## INSTRUCTION
Your task is to copy each line that has the word "何以至今不业也".

Recorded data

┌────────

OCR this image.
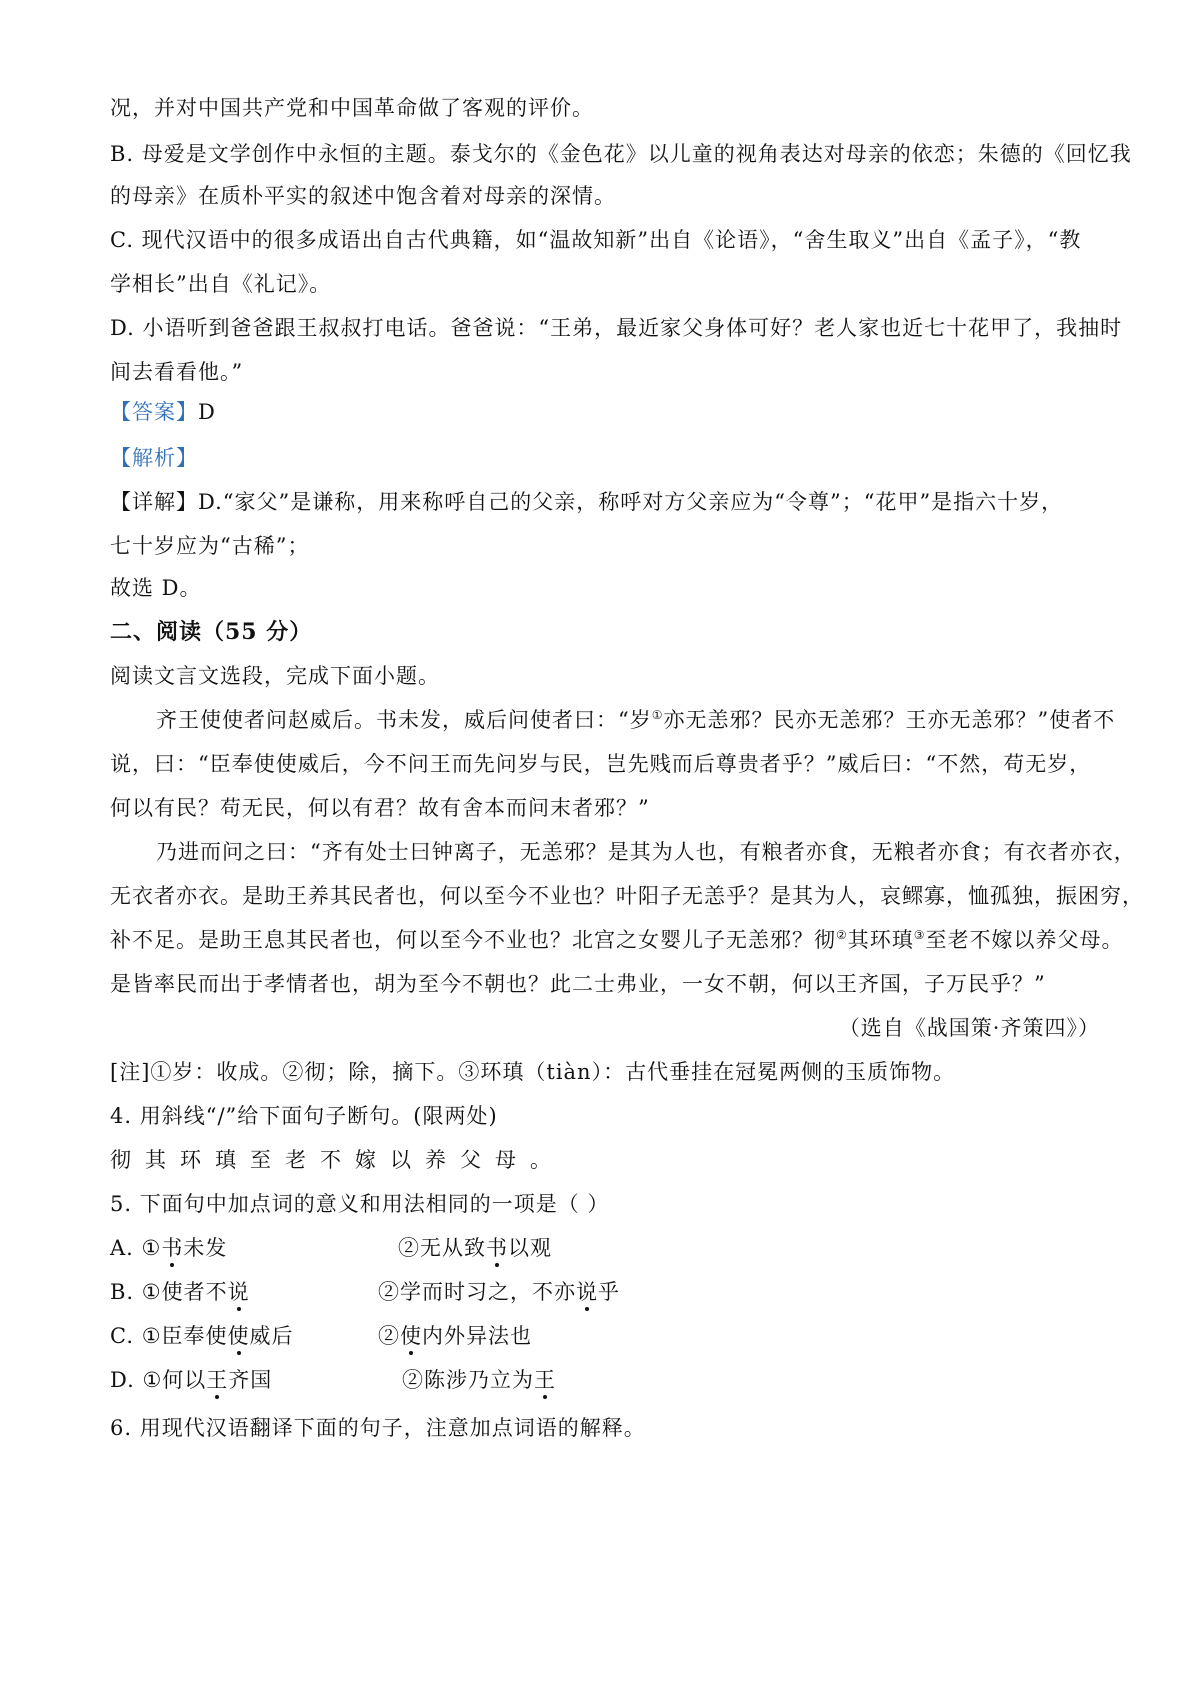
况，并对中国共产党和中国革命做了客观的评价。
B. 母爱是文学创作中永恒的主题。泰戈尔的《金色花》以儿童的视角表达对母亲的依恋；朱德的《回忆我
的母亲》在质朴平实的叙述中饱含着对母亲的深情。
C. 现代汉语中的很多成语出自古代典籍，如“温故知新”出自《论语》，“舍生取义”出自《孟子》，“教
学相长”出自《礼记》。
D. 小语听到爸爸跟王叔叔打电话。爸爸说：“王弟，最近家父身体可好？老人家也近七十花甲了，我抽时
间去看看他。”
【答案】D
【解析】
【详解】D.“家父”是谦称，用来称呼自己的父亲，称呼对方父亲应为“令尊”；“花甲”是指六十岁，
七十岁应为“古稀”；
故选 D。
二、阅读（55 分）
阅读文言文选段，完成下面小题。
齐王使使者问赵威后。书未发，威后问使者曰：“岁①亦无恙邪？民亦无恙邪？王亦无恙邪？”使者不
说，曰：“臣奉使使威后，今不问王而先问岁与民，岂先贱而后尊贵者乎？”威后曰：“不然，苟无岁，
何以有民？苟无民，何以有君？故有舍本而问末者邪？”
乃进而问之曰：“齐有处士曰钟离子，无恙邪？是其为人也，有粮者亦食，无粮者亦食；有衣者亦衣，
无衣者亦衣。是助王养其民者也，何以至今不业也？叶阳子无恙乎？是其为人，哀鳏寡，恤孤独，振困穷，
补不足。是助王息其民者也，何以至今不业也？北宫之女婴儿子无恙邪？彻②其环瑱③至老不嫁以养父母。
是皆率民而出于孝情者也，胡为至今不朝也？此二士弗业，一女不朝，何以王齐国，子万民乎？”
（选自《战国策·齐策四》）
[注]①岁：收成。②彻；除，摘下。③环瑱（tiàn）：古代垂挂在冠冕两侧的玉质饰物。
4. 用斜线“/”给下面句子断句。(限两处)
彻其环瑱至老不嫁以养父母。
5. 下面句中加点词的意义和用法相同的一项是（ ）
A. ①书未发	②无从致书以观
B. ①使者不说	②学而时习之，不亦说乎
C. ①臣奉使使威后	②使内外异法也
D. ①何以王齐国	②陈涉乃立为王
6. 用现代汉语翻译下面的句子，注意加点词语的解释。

└────────
┌────────

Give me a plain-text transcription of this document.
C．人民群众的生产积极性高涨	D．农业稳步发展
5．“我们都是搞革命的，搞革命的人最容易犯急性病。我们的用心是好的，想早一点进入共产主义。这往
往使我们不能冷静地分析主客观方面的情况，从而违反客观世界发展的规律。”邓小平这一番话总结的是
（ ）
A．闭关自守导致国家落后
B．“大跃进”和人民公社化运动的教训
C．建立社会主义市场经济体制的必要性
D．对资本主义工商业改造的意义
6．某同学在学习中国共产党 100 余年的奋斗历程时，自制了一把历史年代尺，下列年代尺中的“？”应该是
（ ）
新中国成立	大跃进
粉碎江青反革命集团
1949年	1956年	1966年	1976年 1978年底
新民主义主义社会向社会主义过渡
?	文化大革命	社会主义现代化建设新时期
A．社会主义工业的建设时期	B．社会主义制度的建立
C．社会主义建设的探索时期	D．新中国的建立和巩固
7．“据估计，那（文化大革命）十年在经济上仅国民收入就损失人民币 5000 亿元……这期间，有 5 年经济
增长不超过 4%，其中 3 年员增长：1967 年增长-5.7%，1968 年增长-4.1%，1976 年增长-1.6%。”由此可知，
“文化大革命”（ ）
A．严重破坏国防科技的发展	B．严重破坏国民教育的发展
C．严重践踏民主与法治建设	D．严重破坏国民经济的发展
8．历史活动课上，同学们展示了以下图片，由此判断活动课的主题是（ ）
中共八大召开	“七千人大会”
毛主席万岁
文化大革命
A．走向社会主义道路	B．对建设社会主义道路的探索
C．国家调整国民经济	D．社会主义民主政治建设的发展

└────────

## OUTPUT
无衣者亦衣。是助王养其民者也，何以至今不业也？叶阳子无恙乎？是其为人，哀鳏寡，恤孤独，振困穷，
补不足。是助王息其民者也，何以至今不业也？北宫之女婴儿子无恙邪？彻②其环瑱③至老不嫁以养父母。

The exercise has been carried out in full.